[Aim]: Do not include the pictures; repeat the rest of the data exactly.

[Information given]:
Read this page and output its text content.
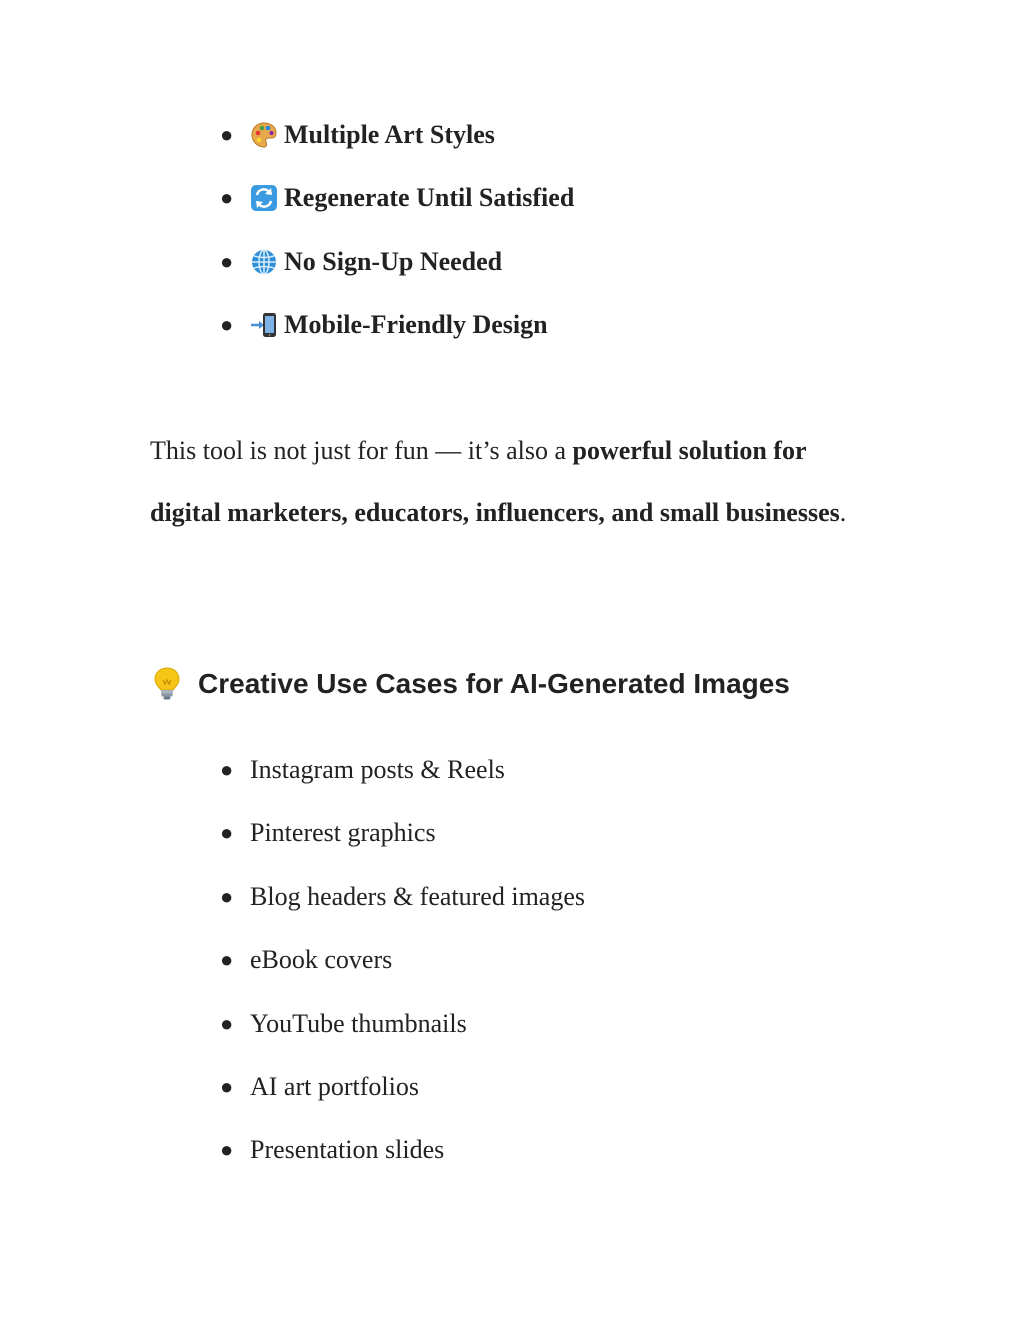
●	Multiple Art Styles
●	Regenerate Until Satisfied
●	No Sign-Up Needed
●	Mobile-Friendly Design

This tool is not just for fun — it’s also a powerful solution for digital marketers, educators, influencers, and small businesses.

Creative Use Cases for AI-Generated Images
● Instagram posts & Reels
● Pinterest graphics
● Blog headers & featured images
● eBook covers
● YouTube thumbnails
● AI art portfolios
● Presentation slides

[Exercise output]:
Read this page and output its text content.
●	Multiple Art Styles
●	Regenerate Until Satisfied
●	No Sign-Up Needed
●	Mobile-Friendly Design

This tool is not just for fun — it’s also a powerful solution for digital marketers, educators, influencers, and small businesses.

Creative Use Cases for AI-Generated Images
● Instagram posts & Reels
● Pinterest graphics
● Blog headers & featured images
● eBook covers
● YouTube thumbnails
● AI art portfolios
● Presentation slides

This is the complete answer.